"""

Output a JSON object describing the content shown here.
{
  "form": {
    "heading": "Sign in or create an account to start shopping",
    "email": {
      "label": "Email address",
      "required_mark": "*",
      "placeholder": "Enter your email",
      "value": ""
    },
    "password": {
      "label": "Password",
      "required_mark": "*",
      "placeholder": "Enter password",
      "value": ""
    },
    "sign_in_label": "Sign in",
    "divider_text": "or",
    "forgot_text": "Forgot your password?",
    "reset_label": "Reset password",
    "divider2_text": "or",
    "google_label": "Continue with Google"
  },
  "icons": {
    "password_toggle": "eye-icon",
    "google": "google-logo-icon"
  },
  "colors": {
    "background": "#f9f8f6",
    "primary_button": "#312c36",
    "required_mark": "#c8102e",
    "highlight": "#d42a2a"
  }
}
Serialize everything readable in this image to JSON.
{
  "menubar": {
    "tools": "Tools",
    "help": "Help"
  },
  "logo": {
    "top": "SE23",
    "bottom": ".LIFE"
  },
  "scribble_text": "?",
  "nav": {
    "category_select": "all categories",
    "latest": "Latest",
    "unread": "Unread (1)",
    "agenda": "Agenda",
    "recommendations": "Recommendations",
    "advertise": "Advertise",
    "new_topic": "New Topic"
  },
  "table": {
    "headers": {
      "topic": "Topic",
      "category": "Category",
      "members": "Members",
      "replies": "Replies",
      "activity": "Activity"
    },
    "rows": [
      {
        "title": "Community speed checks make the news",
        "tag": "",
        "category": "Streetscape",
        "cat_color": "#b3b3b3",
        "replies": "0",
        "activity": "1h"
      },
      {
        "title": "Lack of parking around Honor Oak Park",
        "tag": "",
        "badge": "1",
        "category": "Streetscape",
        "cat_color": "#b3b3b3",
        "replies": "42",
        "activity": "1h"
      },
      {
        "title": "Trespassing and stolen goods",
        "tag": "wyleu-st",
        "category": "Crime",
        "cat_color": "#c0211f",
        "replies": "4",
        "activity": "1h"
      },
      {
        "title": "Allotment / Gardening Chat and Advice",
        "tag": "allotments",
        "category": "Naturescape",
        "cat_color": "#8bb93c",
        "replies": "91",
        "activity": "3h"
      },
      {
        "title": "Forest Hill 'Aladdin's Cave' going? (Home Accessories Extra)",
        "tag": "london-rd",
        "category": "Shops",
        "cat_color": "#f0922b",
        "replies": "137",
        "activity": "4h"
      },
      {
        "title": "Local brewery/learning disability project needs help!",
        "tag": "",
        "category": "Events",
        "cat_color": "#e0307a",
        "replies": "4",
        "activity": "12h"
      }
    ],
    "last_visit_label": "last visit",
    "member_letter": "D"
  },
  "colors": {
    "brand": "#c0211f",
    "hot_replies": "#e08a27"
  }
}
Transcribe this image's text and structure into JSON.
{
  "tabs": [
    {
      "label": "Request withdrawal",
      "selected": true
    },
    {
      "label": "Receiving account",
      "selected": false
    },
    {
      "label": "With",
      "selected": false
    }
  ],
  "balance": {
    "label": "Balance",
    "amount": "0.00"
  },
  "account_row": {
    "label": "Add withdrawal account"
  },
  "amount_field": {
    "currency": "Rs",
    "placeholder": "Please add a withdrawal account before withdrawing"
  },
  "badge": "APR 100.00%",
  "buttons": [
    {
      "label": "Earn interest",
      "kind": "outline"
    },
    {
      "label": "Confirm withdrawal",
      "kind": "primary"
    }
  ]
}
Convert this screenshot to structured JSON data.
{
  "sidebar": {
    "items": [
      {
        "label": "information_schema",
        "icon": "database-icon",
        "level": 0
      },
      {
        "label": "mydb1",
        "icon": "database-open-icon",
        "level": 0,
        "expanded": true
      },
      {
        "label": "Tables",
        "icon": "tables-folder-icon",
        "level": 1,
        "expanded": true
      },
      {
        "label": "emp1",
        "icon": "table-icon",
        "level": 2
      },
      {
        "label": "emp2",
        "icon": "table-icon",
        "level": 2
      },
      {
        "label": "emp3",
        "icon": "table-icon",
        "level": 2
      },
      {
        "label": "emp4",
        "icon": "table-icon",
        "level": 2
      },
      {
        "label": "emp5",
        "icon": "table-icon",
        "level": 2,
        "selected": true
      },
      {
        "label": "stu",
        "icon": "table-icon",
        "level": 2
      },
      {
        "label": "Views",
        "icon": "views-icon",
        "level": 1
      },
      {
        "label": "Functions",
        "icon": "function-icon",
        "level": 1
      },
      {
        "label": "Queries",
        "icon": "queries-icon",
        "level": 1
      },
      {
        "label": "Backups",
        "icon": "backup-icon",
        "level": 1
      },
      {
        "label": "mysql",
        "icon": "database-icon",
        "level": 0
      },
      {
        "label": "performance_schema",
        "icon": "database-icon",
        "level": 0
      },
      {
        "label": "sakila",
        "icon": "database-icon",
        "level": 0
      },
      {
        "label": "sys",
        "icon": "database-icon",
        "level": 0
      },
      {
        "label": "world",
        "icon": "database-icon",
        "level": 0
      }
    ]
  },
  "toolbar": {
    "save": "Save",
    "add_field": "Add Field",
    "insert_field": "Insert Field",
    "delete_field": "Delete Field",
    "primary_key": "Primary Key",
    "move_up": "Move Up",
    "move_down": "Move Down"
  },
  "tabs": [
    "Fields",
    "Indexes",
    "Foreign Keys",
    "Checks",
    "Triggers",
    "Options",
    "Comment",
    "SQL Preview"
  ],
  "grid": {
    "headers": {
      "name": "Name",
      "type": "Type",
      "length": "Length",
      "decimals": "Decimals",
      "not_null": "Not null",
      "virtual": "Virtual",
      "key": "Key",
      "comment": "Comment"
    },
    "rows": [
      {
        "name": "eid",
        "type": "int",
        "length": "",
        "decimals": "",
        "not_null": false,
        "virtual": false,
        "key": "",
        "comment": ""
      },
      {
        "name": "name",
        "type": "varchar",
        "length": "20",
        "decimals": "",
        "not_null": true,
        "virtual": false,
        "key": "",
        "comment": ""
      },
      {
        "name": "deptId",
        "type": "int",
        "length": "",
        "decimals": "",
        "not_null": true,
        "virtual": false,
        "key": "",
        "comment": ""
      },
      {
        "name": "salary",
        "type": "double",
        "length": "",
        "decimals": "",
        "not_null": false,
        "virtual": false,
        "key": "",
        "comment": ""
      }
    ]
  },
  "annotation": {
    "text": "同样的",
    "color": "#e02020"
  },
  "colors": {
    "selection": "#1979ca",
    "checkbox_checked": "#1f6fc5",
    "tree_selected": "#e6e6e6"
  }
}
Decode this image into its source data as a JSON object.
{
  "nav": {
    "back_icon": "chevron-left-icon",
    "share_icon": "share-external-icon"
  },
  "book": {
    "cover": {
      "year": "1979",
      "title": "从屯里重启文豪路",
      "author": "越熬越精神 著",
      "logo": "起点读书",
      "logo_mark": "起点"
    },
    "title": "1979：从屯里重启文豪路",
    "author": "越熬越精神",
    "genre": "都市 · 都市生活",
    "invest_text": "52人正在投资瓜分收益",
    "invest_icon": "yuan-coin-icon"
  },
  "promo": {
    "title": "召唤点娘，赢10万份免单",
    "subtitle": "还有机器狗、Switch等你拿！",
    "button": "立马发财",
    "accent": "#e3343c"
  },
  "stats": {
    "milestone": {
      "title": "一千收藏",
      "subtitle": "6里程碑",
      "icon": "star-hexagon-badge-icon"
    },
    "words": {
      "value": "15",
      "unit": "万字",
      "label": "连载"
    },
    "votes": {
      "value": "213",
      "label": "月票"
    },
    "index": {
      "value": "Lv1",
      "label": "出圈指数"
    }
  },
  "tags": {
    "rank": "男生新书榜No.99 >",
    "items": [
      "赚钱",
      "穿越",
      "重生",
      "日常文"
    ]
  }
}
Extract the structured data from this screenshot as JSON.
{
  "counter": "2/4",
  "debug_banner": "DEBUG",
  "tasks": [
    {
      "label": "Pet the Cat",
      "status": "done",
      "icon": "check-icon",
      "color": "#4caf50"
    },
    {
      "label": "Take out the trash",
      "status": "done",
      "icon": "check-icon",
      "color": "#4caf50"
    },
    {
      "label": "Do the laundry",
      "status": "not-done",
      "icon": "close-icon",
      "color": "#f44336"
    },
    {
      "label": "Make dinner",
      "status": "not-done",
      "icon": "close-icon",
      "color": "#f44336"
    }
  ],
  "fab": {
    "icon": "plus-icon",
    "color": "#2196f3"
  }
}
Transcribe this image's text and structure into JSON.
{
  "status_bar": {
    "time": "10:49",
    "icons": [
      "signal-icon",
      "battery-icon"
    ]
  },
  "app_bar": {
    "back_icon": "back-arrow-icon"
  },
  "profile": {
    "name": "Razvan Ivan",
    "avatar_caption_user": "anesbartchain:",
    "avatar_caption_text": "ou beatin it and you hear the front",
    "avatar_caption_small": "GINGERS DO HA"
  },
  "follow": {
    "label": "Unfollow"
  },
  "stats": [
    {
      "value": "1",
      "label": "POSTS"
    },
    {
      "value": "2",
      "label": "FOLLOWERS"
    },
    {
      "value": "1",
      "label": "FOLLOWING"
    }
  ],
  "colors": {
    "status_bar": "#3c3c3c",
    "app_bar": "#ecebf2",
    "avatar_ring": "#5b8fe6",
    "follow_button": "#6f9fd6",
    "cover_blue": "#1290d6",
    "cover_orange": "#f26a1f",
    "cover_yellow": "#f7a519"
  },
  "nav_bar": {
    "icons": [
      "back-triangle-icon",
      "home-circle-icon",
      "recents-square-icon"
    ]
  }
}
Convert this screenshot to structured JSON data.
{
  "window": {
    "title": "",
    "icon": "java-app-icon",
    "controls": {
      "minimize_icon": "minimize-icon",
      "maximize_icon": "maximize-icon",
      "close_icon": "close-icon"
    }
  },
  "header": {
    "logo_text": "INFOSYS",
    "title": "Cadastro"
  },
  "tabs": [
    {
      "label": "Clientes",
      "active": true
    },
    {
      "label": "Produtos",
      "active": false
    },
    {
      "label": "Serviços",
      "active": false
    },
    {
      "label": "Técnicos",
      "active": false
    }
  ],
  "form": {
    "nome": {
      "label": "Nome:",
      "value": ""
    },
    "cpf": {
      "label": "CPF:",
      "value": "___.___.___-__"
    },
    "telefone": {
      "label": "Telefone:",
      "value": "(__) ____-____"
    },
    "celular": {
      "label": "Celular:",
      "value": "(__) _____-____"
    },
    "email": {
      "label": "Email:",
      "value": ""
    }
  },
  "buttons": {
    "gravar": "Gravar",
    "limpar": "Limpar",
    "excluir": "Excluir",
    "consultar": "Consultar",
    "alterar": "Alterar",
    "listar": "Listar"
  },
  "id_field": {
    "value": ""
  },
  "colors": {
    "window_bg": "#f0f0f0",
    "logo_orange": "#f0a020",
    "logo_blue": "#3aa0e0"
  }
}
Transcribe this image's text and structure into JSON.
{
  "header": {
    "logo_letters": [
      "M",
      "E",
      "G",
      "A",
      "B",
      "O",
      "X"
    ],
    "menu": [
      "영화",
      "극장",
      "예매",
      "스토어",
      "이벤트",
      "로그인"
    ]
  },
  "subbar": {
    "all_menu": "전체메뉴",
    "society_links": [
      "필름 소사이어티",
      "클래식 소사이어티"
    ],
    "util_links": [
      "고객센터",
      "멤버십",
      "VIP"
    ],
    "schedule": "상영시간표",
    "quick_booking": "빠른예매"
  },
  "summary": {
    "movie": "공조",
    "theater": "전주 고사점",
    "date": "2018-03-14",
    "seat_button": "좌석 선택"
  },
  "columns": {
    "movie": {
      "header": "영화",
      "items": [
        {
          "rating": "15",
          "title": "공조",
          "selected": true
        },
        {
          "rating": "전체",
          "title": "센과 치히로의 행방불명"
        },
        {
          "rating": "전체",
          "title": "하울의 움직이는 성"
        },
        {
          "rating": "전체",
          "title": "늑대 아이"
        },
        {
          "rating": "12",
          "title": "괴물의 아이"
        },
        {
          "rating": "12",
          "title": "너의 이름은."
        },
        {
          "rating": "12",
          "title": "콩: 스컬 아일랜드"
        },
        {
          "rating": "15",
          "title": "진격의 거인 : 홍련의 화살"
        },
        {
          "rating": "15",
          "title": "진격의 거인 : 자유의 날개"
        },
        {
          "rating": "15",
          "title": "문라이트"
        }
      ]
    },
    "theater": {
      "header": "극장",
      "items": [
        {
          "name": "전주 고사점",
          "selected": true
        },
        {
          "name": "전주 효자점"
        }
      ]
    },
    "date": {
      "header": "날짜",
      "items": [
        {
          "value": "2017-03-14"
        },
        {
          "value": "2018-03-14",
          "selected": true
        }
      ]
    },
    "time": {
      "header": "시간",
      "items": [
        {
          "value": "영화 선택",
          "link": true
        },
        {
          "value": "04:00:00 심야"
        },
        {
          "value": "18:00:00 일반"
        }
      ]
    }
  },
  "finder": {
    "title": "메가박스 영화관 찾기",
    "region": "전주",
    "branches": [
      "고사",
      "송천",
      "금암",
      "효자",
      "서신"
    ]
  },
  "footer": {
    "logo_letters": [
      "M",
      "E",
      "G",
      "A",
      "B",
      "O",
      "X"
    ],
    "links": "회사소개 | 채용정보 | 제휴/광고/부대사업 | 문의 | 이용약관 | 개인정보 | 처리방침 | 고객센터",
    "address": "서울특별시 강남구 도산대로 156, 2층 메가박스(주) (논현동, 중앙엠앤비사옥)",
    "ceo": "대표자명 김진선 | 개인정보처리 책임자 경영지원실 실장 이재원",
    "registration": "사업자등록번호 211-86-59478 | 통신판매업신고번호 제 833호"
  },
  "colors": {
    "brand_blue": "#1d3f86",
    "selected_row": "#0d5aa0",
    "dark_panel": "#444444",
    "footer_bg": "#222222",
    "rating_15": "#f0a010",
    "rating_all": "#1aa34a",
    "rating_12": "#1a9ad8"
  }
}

"""

## What you have to do
What is the number of lines above that contain the string "your"? Answer with the number alone.

## Solution for this problem
2